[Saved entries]
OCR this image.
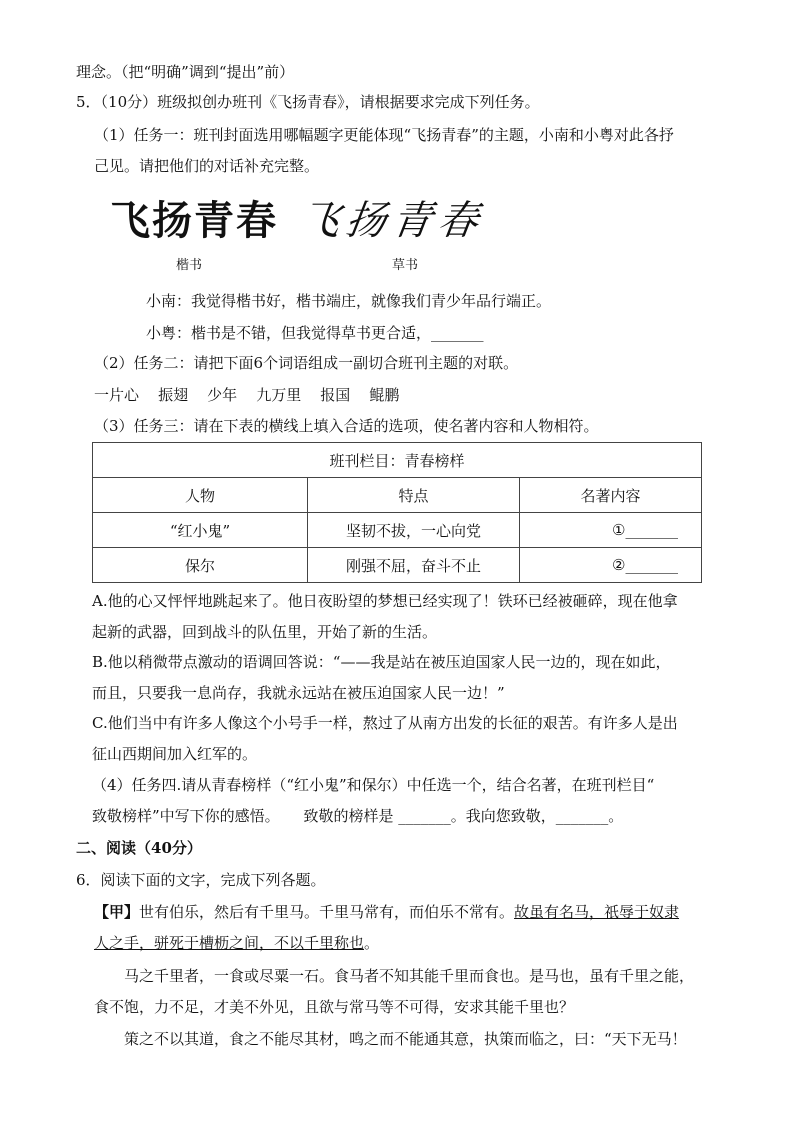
理念。（把“明确”调到“提出”前）
5．（10分）班级拟创办班刊《飞扬青春》，请根据要求完成下列任务。
（1）任务一：班刊封面选用哪幅题字更能体现“飞扬青春”的主题，小南和小粤对此各抒
己见。请把他们的对话补充完整。
飞扬青春 飞扬青春
楷书	草书
小南：我觉得楷书好，楷书端庄，就像我们青少年品行端正。
小粤：楷书是不错，但我觉得草书更合适，_______
（2）任务二：请把下面6个词语组成一副切合班刊主题的对联。
一片心    振翅    少年    九万里    报国    鲲鹏
（3）任务三：请在下表的横线上填入合适的选项，使名著内容和人物相符。
班刊栏目：青春榜样		
人物	特点	名著内容
“红小鬼”	坚韧不拔，一心向党	①_______
保尔	刚强不屈，奋斗不止	②_______
A.他的心又怦怦地跳起来了。他日夜盼望的梦想已经实现了！铁环已经被砸碎，现在他拿
起新的武器，回到战斗的队伍里，开始了新的生活。
B.他以稍微带点激动的语调回答说：“——我是站在被压迫国家人民一边的，现在如此，
而且，只要我一息尚存，我就永远站在被压迫国家人民一边！”
C.他们当中有许多人像这个小号手一样，熬过了从南方出发的长征的艰苦。有许多人是出
征山西期间加入红军的。
（4）任务四.请从青春榜样（“红小鬼”和保尔）中任选一个，结合名著，在班刊栏目“
致敬榜样”中写下你的感悟。     致敬的榜样是 _______。我向您致敬，_______。
二、阅读（40分）
6．阅读下面的文字，完成下列各题。
【甲】世有伯乐，然后有千里马。千里马常有，而伯乐不常有。故虽有名马，祇辱于奴隶
人之手，骈死于槽枥之间，不以千里称也。
马之千里者，一食或尽粟一石。食马者不知其能千里而食也。是马也，虽有千里之能，
食不饱，力不足，才美不外见，且欲与常马等不可得，安求其能千里也？
策之不以其道，食之不能尽其材，鸣之而不能通其意，执策而临之，曰：“天下无马！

→ What to produce
Reproduce the records verbatim, omitting all images they contain.

→ Output
OCR this image.
理念。（把“明确”调到“提出”前）
5．（10分）班级拟创办班刊《飞扬青春》，请根据要求完成下列任务。
（1）任务一：班刊封面选用哪幅题字更能体现“飞扬青春”的主题，小南和小粤对此各抒
己见。请把他们的对话补充完整。
飞扬青春 飞扬青春
楷书	草书
小南：我觉得楷书好，楷书端庄，就像我们青少年品行端正。
小粤：楷书是不错，但我觉得草书更合适，_______
（2）任务二：请把下面6个词语组成一副切合班刊主题的对联。
一片心    振翅    少年    九万里    报国    鲲鹏
（3）任务三：请在下表的横线上填入合适的选项，使名著内容和人物相符。
班刊栏目：青春榜样		
人物	特点	名著内容
“红小鬼”	坚韧不拔，一心向党	①_______
保尔	刚强不屈，奋斗不止	②_______
A.他的心又怦怦地跳起来了。他日夜盼望的梦想已经实现了！铁环已经被砸碎，现在他拿
起新的武器，回到战斗的队伍里，开始了新的生活。
B.他以稍微带点激动的语调回答说：“——我是站在被压迫国家人民一边的，现在如此，
而且，只要我一息尚存，我就永远站在被压迫国家人民一边！”
C.他们当中有许多人像这个小号手一样，熬过了从南方出发的长征的艰苦。有许多人是出
征山西期间加入红军的。
（4）任务四.请从青春榜样（“红小鬼”和保尔）中任选一个，结合名著，在班刊栏目“
致敬榜样”中写下你的感悟。     致敬的榜样是 _______。我向您致敬，_______。
二、阅读（40分）
6．阅读下面的文字，完成下列各题。
【甲】世有伯乐，然后有千里马。千里马常有，而伯乐不常有。故虽有名马，祇辱于奴隶
人之手，骈死于槽枥之间，不以千里称也。
马之千里者，一食或尽粟一石。食马者不知其能千里而食也。是马也，虽有千里之能，
食不饱，力不足，才美不外见，且欲与常马等不可得，安求其能千里也？
策之不以其道，食之不能尽其材，鸣之而不能通其意，执策而临之，曰：“天下无马！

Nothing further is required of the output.